Page transcription dataset items
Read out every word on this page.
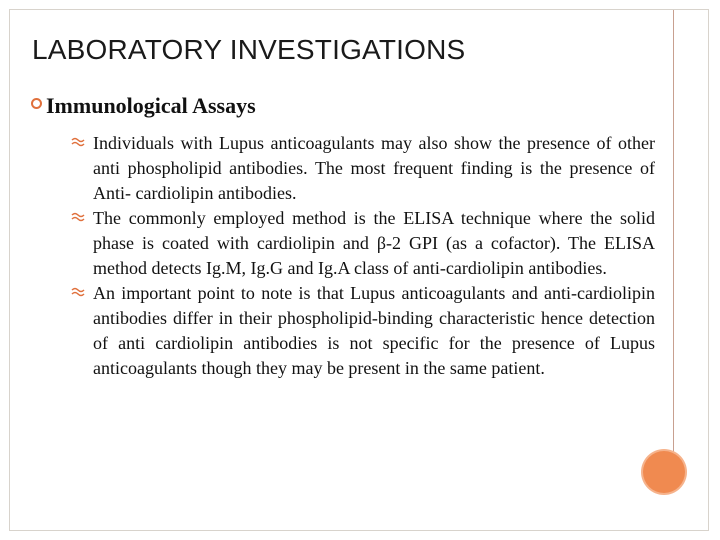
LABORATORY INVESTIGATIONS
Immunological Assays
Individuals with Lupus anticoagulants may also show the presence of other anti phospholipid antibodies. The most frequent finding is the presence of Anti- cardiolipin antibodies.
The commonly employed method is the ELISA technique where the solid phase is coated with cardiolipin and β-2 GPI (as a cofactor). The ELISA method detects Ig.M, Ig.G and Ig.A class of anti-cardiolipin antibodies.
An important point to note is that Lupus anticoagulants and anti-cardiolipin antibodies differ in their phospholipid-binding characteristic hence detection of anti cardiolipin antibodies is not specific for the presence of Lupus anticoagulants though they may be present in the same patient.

--

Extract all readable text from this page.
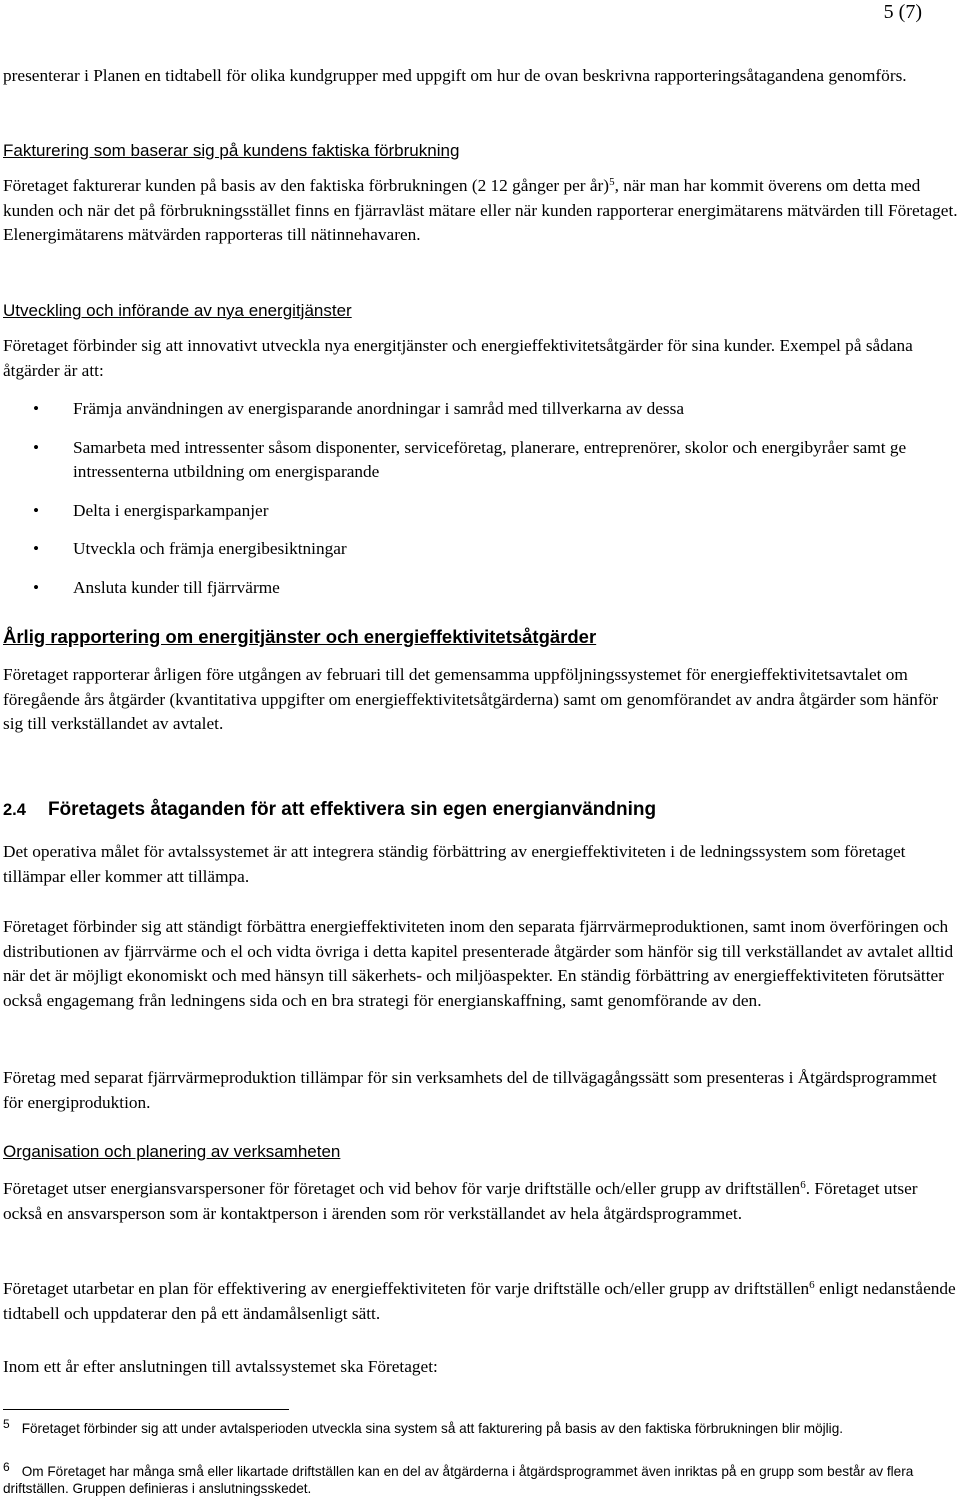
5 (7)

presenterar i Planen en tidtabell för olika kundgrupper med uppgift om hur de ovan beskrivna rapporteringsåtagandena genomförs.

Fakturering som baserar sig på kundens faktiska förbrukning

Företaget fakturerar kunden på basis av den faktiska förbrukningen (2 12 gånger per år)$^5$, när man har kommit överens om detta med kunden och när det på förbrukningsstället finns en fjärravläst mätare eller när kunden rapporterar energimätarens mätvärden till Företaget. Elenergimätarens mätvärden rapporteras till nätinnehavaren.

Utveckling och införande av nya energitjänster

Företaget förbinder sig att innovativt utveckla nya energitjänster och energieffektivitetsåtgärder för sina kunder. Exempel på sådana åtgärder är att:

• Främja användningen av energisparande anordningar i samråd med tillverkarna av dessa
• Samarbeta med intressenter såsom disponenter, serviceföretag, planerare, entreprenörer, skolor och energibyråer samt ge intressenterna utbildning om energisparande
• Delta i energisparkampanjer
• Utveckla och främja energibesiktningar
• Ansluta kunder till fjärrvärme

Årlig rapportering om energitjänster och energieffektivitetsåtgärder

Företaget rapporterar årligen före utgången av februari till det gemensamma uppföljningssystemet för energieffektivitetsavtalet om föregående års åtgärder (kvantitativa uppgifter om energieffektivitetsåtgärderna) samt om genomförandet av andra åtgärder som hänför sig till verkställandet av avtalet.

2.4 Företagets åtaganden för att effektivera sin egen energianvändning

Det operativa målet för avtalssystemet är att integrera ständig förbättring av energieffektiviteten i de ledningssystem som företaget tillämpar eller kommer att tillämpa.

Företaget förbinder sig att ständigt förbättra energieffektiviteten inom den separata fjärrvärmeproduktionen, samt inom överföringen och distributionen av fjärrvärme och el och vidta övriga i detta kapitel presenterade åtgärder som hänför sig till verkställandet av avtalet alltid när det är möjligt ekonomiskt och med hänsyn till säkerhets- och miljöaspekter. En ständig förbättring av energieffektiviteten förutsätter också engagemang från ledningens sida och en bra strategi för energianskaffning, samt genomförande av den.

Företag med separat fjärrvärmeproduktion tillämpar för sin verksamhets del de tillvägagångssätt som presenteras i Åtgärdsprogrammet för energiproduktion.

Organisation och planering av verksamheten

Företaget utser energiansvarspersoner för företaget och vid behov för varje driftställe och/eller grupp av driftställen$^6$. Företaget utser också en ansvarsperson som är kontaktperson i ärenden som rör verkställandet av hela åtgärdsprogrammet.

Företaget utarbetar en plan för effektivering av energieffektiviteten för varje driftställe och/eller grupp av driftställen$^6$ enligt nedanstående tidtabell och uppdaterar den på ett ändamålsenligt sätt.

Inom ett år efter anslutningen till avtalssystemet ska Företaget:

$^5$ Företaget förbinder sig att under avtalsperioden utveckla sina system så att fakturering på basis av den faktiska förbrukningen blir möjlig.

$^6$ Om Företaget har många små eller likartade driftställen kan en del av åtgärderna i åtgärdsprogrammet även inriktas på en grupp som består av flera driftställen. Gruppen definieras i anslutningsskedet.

- _EXERCISE PROMPT_: The word to find is "sina". Copy every line of the data that holds it.

- _RESPONSE TO THIS EXERCISE_:
Företaget förbinder sig att innovativt utveckla nya energitjänster och energieffektivitetsåtgärder för sina kunder. Exempel på sådana åtgärder är att:
$^5$ Företaget förbinder sig att under avtalsperioden utveckla sina system så att fakturering på basis av den faktiska förbrukningen blir möjlig.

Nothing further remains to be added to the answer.